* [Task requirements]:
Count every line that includes the string "label" in the entries that follow. Nothing besides the number is needed.

* [Information provided]:
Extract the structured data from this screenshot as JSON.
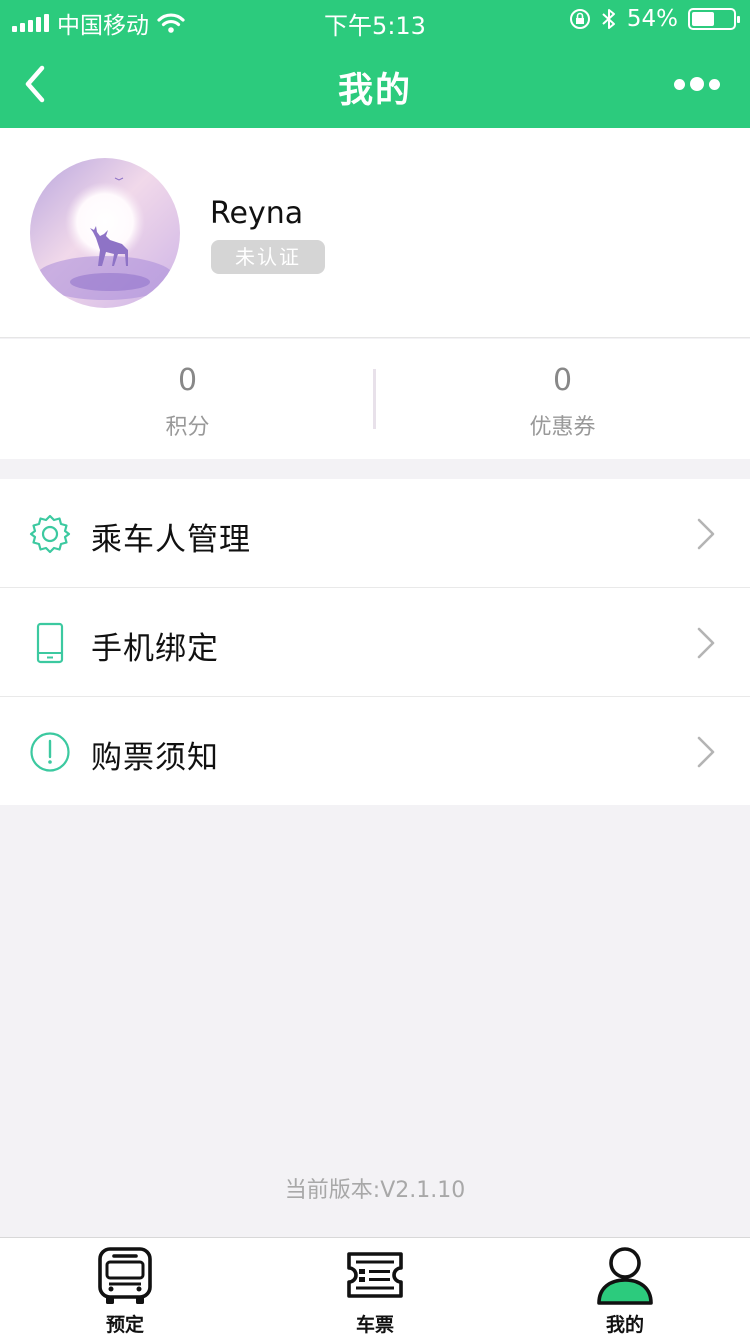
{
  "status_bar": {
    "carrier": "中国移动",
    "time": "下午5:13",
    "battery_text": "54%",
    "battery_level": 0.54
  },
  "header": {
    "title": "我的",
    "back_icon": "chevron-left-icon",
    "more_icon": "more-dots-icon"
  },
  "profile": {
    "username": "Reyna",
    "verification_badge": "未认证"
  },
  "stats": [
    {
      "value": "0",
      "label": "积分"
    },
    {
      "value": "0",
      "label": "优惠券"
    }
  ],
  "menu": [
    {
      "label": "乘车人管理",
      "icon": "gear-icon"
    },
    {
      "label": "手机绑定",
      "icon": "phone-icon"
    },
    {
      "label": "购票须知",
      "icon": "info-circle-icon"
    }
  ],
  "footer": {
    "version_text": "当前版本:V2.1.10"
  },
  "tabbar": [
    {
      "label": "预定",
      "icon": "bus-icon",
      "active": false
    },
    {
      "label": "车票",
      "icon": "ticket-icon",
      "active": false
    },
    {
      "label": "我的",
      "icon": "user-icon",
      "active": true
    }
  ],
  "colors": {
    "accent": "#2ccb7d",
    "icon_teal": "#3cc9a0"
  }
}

* [Task response]:
8